-- Start of Available data --

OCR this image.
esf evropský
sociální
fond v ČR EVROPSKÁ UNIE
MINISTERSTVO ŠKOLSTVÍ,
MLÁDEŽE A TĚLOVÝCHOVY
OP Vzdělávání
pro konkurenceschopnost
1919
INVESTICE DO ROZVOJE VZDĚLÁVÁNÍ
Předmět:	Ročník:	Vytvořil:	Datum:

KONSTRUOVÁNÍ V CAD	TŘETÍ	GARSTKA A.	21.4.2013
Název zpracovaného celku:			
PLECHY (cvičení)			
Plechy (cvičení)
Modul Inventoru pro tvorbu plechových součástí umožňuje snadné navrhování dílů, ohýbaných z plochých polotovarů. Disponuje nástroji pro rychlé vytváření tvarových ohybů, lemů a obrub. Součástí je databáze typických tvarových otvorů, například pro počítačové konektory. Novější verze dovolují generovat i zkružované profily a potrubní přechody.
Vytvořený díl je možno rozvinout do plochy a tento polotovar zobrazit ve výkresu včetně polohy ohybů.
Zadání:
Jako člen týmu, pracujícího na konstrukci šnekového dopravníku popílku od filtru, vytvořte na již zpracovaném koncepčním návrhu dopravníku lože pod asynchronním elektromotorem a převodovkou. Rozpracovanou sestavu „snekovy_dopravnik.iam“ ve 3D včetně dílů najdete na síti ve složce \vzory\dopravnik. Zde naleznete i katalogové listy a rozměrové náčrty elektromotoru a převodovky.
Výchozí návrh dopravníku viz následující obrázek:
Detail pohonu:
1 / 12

-- End of Available data --

## Problem to solve
Give only the number of lines that include the word "dopravníku".

## Task output
2